-------- Information shown

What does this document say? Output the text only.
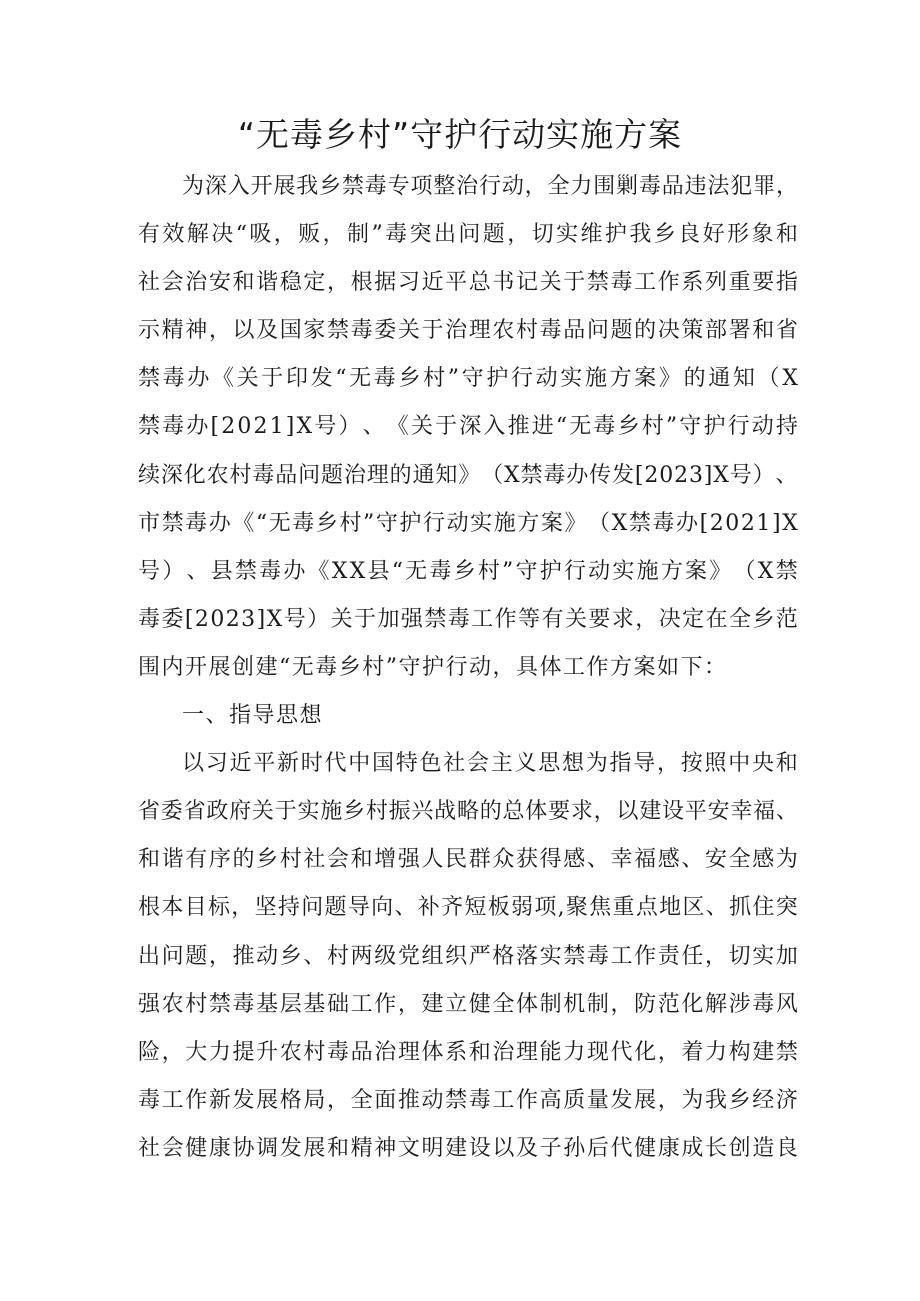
“无毒乡村”守护行动实施方案
为 深 入 开 展 我 乡 禁 毒 专 项 整 治 行 动 ， 全 力 围 剿 毒 品 违 法 犯 罪 ，
有 效 解 决 “ 吸 ， 贩 ， 制 ” 毒 突 出 问 题 ， 切 实 维 护 我 乡 良 好 形 象 和
社 会 治 安 和 谐 稳 定 ， 根 据 习 近 平 总 书 记 关 于 禁 毒 工 作 系 列 重 要 指
示 精 神 ， 以 及 国 家 禁 毒 委 关 于 治 理 农 村 毒 品 问 题 的 决 策 部 署 和 省
禁 毒 办 《 关 于 印 发 “ 无 毒 乡 村 ” 守 护 行 动 实 施 方 案 》 的 通 知 （ X
禁 毒 办 [ 2 0 2 1 ] X 号 ） 、 《 关 于 深 入 推 进 “ 无 毒 乡 村 ” 守 护 行 动 持
续 深 化 农 村 毒 品 问 题 治 理 的 通 知 》 （ X 禁 毒 办 传 发 [ 2 0 2 3 ] X 号 ） 、
市 禁 毒 办 《 “ 无 毒 乡 村 ” 守 护 行 动 实 施 方 案 》 （ X 禁 毒 办 [ 2 0 2 1 ] X
号 ） 、 县 禁 毒 办 《 X X 县 “ 无 毒 乡 村 ” 守 护 行 动 实 施 方 案 》 （ X 禁
毒 委 [ 2 0 2 3 ] X 号 ） 关 于 加 强 禁 毒 工 作 等 有 关 要 求 ， 决 定 在 全 乡 范
围内开展创建“无毒乡村”守护行动，具体工作方案如下：
一、指导思想
以 习 近 平 新 时 代 中 国 特 色 社 会 主 义 思 想 为 指 导 ， 按 照 中 央 和
省 委 省 政 府 关 于 实 施 乡 村 振 兴 战 略 的 总 体 要 求 ， 以 建 设 平 安 幸 福 、
和 谐 有 序 的 乡 村 社 会 和 增 强 人 民 群 众 获 得 感 、 幸 福 感 、 安 全 感 为
根 本 目 标 ， 坚 持 问 题 导 向 、 补 齐 短 板 弱 项 , 聚 焦 重 点 地 区 、 抓 住 突
出 问 题 ， 推 动 乡 、 村 两 级 党 组 织 严 格 落 实 禁 毒 工 作 责 任 ， 切 实 加
强 农 村 禁 毒 基 层 基 础 工 作 ， 建 立 健 全 体 制 机 制 ， 防 范 化 解 涉 毒 风
险 ， 大 力 提 升 农 村 毒 品 治 理 体 系 和 治 理 能 力 现 代 化 ， 着 力 构 建 禁
毒 工 作 新 发 展 格 局 ， 全 面 推 动 禁 毒 工 作 高 质 量 发 展 ， 为 我 乡 经 济
社 会 健 康 协 调 发 展 和 精 神 文 明 建 设 以 及 子 孙 后 代 健 康 成 长 创 造 良
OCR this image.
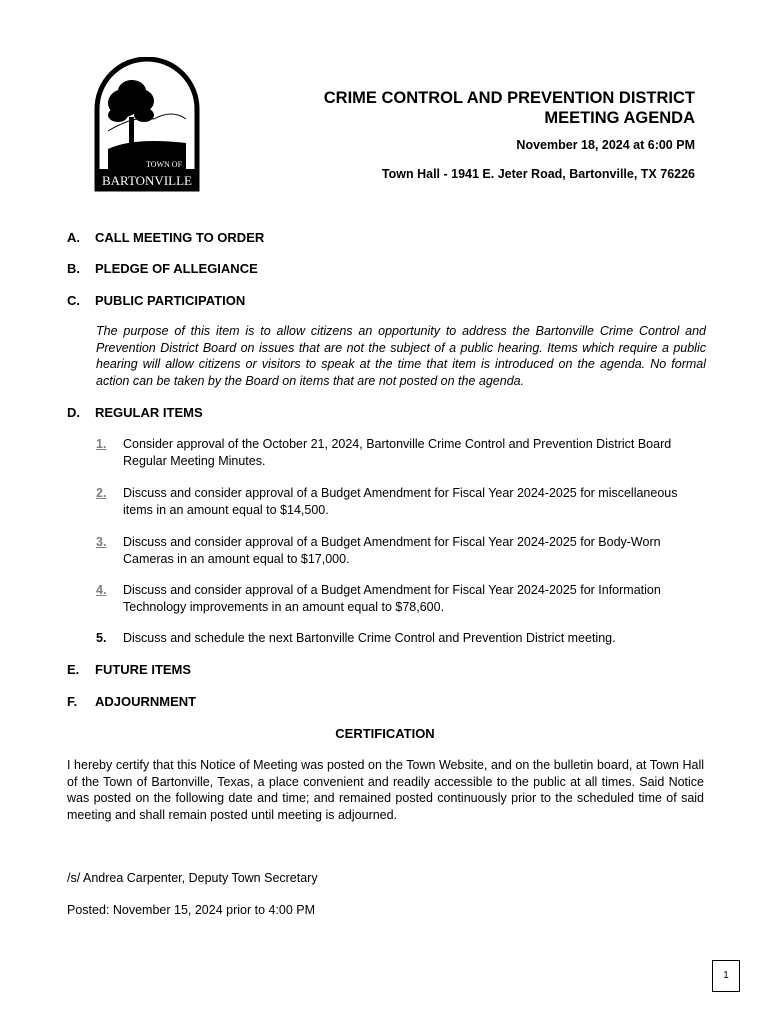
TOWN OF
BARTONVILLE
CRIME CONTROL AND PREVENTION DISTRICT
MEETING AGENDA
November 18, 2024 at 6:00 PM
Town Hall - 1941 E. Jeter Road, Bartonville, TX 76226
A. CALL MEETING TO ORDER
B. PLEDGE OF ALLEGIANCE
C. PUBLIC PARTICIPATION
The purpose of this item is to allow citizens an opportunity to address the Bartonville Crime Control and Prevention District Board on issues that are not the subject of a public hearing. Items which require a public hearing will allow citizens or visitors to speak at the time that item is introduced on the agenda. No formal action can be taken by the Board on items that are not posted on the agenda.
D. REGULAR ITEMS
1. Consider approval of the October 21, 2024, Bartonville Crime Control and Prevention District Board Regular Meeting Minutes.
2. Discuss and consider approval of a Budget Amendment for Fiscal Year 2024-2025 for miscellaneous items in an amount equal to $14,500.
3. Discuss and consider approval of a Budget Amendment for Fiscal Year 2024-2025 for Body-Worn Cameras in an amount equal to $17,000.
4. Discuss and consider approval of a Budget Amendment for Fiscal Year 2024-2025 for Information Technology improvements in an amount equal to $78,600.
5. Discuss and schedule the next Bartonville Crime Control and Prevention District meeting.
E. FUTURE ITEMS
F. ADJOURNMENT
CERTIFICATION
I hereby certify that this Notice of Meeting was posted on the Town Website, and on the bulletin board, at Town Hall of the Town of Bartonville, Texas, a place convenient and readily accessible to the public at all times. Said Notice was posted on the following date and time; and remained posted continuously prior to the scheduled time of said meeting and shall remain posted until meeting is adjourned.
/s/ Andrea Carpenter, Deputy Town Secretary
Posted: November 15, 2024 prior to 4:00 PM
1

----------------

Directions> Each line in the listing above that contains "November" should be copied.

Solution for this exercise>
November 18, 2024 at 6:00 PM
Posted: November 15, 2024 prior to 4:00 PM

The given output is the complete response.